Material for this exercise —
==*==

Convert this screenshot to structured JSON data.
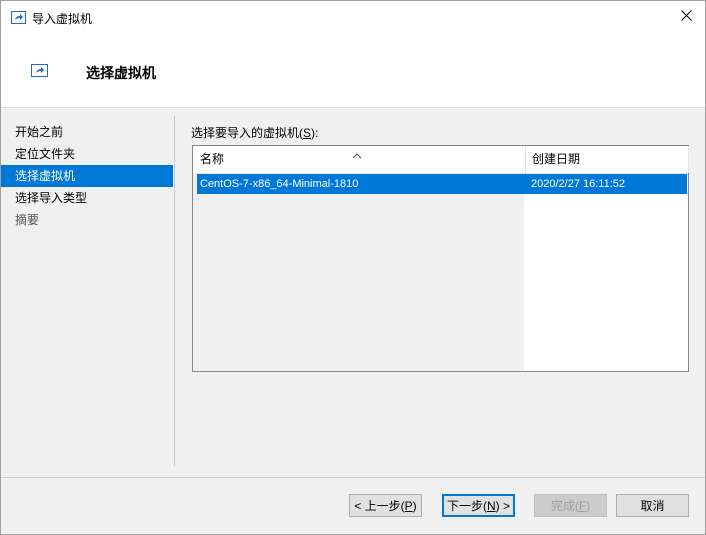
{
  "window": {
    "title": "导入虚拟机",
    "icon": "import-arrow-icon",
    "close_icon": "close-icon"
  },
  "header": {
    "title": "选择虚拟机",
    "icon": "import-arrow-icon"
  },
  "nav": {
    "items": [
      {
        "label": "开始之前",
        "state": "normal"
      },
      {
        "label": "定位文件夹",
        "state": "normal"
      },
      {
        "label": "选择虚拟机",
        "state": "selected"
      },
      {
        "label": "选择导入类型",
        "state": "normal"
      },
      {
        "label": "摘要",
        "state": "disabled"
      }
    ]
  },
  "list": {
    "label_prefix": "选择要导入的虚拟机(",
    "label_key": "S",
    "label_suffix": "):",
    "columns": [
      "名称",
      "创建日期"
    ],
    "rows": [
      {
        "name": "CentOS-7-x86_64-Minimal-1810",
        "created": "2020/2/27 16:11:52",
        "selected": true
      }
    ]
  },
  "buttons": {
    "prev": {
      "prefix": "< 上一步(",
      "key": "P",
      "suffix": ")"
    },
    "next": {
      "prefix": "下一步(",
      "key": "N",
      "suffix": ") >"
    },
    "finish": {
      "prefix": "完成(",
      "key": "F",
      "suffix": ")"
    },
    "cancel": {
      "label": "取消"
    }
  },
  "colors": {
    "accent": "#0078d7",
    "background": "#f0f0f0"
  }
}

==*==

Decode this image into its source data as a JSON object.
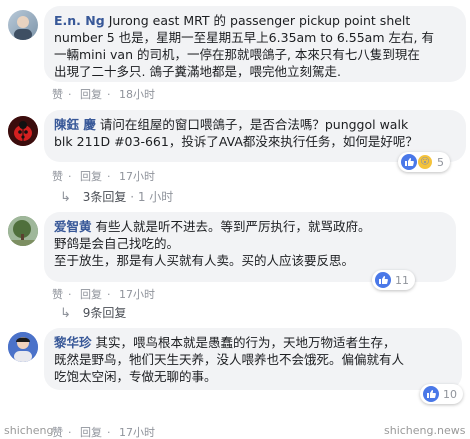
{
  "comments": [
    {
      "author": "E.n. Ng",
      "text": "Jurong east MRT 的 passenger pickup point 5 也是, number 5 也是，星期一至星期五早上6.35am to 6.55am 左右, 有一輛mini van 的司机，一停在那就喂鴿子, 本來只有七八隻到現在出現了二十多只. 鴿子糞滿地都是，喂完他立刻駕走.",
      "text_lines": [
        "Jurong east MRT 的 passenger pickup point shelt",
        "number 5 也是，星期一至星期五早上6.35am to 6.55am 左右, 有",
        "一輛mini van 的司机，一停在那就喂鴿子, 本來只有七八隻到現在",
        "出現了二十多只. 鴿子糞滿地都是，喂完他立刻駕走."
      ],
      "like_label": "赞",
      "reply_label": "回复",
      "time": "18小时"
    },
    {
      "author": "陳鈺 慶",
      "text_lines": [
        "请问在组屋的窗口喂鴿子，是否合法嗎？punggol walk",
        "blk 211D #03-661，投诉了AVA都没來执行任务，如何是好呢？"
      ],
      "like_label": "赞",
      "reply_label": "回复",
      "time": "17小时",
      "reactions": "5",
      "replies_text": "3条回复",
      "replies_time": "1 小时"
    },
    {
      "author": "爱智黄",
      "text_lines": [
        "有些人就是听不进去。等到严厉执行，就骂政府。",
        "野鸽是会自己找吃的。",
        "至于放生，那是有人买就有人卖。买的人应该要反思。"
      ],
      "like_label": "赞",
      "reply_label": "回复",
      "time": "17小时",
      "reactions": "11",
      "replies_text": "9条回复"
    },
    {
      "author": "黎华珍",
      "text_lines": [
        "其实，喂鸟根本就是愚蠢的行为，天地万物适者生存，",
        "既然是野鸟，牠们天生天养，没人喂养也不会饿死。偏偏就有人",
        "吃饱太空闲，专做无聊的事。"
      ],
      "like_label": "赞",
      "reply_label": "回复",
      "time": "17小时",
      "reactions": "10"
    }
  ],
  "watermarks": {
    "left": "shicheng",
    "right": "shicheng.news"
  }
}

==*==

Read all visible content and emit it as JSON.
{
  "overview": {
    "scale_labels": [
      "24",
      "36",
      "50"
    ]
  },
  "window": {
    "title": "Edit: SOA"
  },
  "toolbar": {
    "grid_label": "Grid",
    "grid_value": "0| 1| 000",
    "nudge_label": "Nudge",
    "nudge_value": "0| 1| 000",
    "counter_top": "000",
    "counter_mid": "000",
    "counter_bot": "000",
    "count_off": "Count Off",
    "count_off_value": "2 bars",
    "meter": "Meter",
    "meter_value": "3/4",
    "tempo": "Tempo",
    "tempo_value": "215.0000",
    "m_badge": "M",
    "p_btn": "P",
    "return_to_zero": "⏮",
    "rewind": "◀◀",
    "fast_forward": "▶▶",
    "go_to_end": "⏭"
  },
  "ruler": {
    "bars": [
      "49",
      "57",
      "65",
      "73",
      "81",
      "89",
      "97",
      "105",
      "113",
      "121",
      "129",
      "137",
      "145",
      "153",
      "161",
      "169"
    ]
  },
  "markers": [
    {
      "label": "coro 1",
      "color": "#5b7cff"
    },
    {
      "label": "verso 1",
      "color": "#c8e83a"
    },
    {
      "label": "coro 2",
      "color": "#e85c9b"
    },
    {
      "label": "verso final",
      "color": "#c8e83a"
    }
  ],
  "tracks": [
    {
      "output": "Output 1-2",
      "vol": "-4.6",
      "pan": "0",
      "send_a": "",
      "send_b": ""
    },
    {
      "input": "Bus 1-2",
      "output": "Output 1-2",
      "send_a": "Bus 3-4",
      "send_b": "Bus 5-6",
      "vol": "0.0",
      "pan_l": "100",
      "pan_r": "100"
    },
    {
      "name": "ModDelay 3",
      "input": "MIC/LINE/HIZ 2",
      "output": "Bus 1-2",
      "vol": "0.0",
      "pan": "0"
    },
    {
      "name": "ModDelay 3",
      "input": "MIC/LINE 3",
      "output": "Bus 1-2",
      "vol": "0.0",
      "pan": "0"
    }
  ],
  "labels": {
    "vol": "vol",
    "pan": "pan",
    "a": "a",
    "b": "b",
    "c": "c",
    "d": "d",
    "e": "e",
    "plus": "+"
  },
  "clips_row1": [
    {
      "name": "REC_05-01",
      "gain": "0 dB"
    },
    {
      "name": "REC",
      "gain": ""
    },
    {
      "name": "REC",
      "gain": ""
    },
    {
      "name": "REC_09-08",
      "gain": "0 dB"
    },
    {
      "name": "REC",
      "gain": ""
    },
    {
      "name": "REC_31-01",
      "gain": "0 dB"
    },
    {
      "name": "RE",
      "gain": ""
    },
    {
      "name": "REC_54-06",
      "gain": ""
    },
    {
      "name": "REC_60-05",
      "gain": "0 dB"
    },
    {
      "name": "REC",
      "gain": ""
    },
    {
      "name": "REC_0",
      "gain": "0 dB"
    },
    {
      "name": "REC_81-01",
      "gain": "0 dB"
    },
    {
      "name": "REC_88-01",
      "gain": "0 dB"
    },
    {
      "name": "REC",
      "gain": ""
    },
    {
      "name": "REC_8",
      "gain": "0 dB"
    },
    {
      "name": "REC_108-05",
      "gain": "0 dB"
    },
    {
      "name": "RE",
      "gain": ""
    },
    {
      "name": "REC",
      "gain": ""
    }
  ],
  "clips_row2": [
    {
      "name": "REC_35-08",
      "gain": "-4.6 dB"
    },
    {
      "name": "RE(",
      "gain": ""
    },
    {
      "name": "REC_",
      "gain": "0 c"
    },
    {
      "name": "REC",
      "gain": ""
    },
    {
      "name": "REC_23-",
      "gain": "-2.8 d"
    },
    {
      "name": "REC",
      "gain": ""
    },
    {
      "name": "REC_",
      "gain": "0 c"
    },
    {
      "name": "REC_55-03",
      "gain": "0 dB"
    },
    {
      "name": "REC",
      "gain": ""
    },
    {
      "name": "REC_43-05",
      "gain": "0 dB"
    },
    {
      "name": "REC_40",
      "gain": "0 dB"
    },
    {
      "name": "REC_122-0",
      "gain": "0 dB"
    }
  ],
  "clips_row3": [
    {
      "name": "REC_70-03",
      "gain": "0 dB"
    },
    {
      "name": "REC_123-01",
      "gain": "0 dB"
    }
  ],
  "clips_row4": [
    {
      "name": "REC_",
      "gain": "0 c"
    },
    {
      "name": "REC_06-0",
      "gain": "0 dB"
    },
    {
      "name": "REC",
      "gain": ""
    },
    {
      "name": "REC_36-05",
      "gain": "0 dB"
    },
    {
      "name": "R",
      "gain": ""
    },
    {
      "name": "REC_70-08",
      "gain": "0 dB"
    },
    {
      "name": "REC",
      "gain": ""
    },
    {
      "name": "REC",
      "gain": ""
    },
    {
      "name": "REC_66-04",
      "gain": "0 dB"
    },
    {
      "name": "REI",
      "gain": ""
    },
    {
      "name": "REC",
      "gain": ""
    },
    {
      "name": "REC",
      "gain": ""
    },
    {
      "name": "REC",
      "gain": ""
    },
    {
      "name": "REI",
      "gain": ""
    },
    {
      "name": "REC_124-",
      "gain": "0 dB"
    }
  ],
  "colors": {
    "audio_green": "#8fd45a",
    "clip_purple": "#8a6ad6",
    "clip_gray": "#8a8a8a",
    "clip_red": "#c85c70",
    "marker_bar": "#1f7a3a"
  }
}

==*==

Given exercise — Extract every line that has the string "east" in it.

Solution for this task —
      "text": "Jurong east MRT 的 passenger pickup point 5 也是, number 5 也是，星期一至星期五早上6.35am to 6.55am 左右, 有一輛mini van 的司机，一停在那就喂鴿子, 本來只有七八隻到現在出現了二十多只. 鴿子糞滿地都是，喂完他立刻駕走.",
        "Jurong east MRT 的 passenger pickup point shelt",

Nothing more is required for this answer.